WHAT THE TASK ASKS: Leave out the pictures and repeat the rest of the material exactly.

[Stored data]
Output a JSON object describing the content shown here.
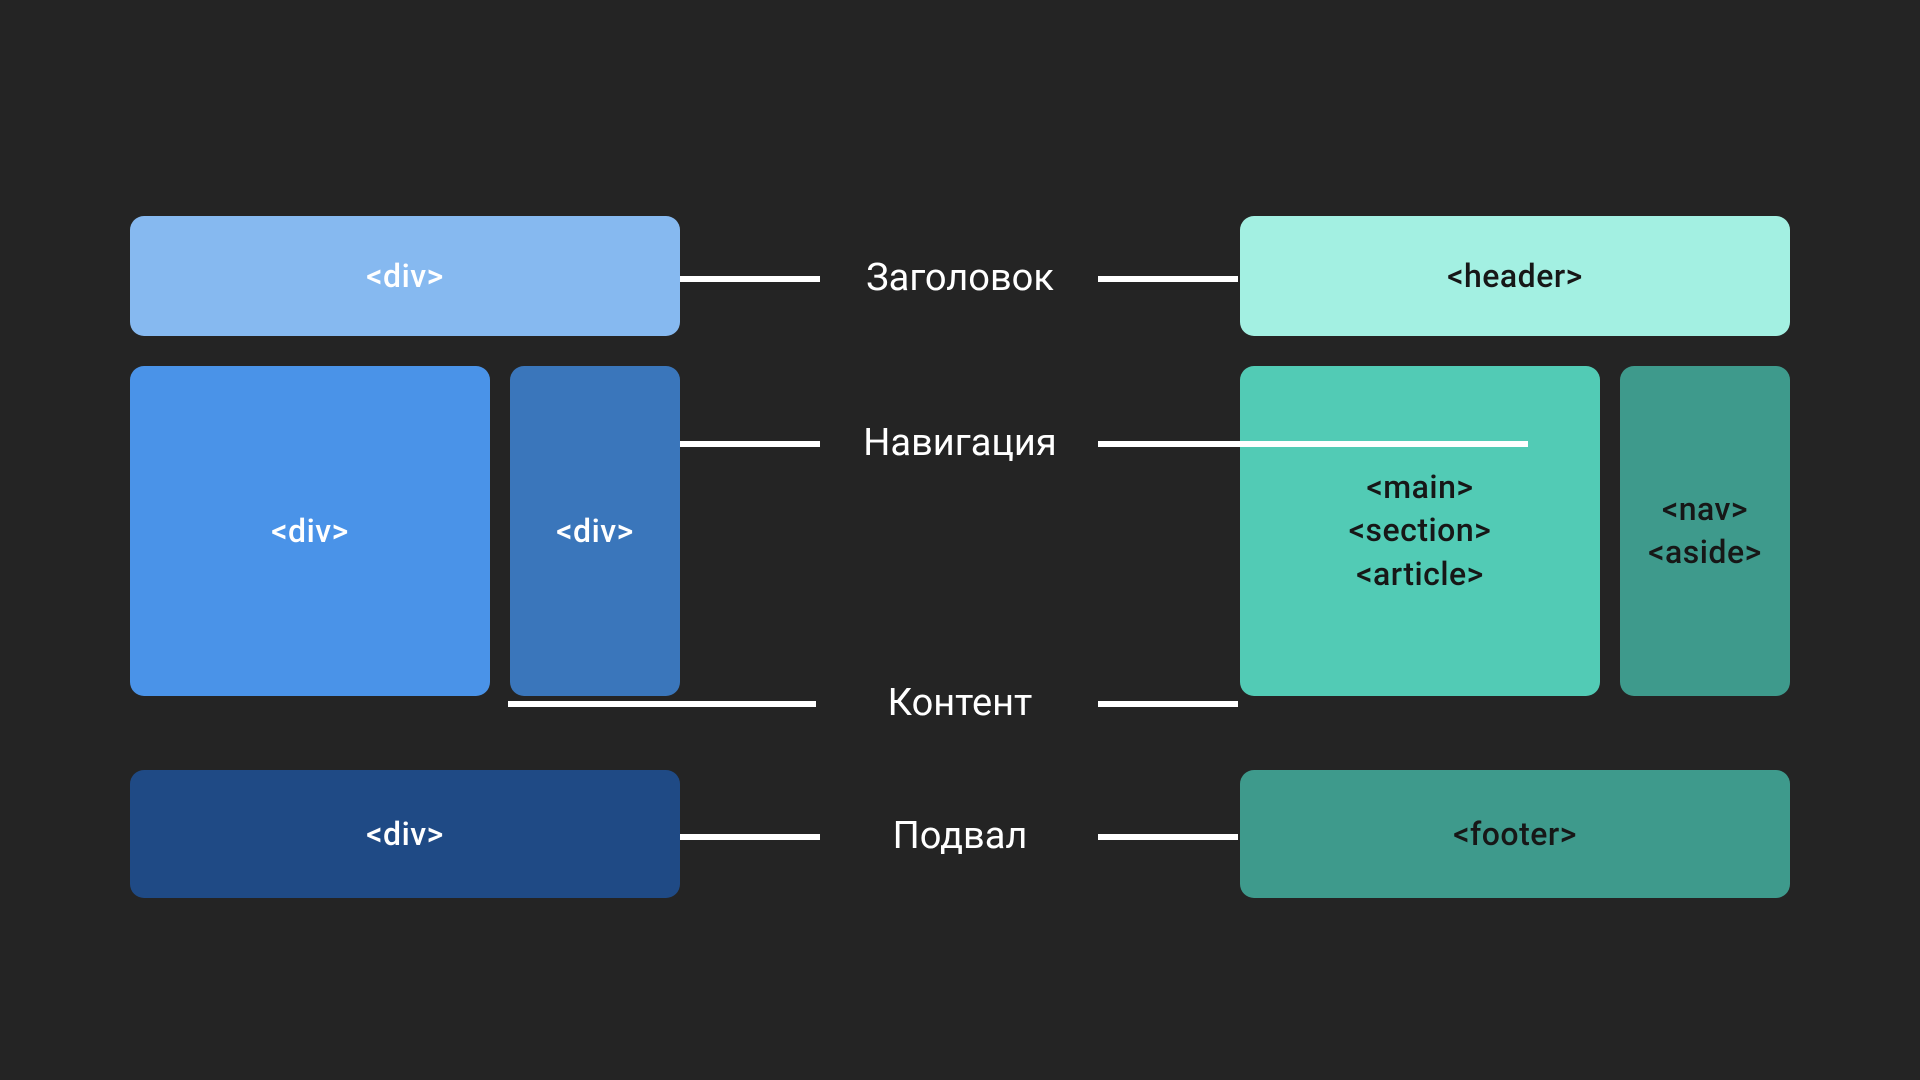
{
  "left": {
    "header": "<div>",
    "main": "<div>",
    "aside": "<div>",
    "footer": "<div>"
  },
  "right": {
    "header": "<header>",
    "main_line1": "<main>",
    "main_line2": "<section>",
    "main_line3": "<article>",
    "aside_line1": "<nav>",
    "aside_line2": "<aside>",
    "footer": "<footer>"
  },
  "labels": {
    "header": "Заголовок",
    "nav": "Навигация",
    "content": "Контент",
    "footer": "Подвал"
  },
  "colors": {
    "left_header": "#86b9f0",
    "left_main": "#4a93e8",
    "left_aside": "#3a76bb",
    "left_footer": "#1f4a85",
    "right_header": "#a3f0e2",
    "right_main": "#52cbb5",
    "right_aside": "#3e9a8c",
    "right_footer": "#3e9a8c"
  }
}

EXERCISE RESPONSE:
Output a JSON object describing the content shown here.
{
  "left": {
    "header": "<div>",
    "main": "<div>",
    "aside": "<div>",
    "footer": "<div>"
  },
  "right": {
    "header": "<header>",
    "main_line1": "<main>",
    "main_line2": "<section>",
    "main_line3": "<article>",
    "aside_line1": "<nav>",
    "aside_line2": "<aside>",
    "footer": "<footer>"
  },
  "labels": {
    "header": "Заголовок",
    "nav": "Навигация",
    "content": "Контент",
    "footer": "Подвал"
  },
  "colors": {
    "left_header": "#86b9f0",
    "left_main": "#4a93e8",
    "left_aside": "#3a76bb",
    "left_footer": "#1f4a85",
    "right_header": "#a3f0e2",
    "right_main": "#52cbb5",
    "right_aside": "#3e9a8c",
    "right_footer": "#3e9a8c"
  }
}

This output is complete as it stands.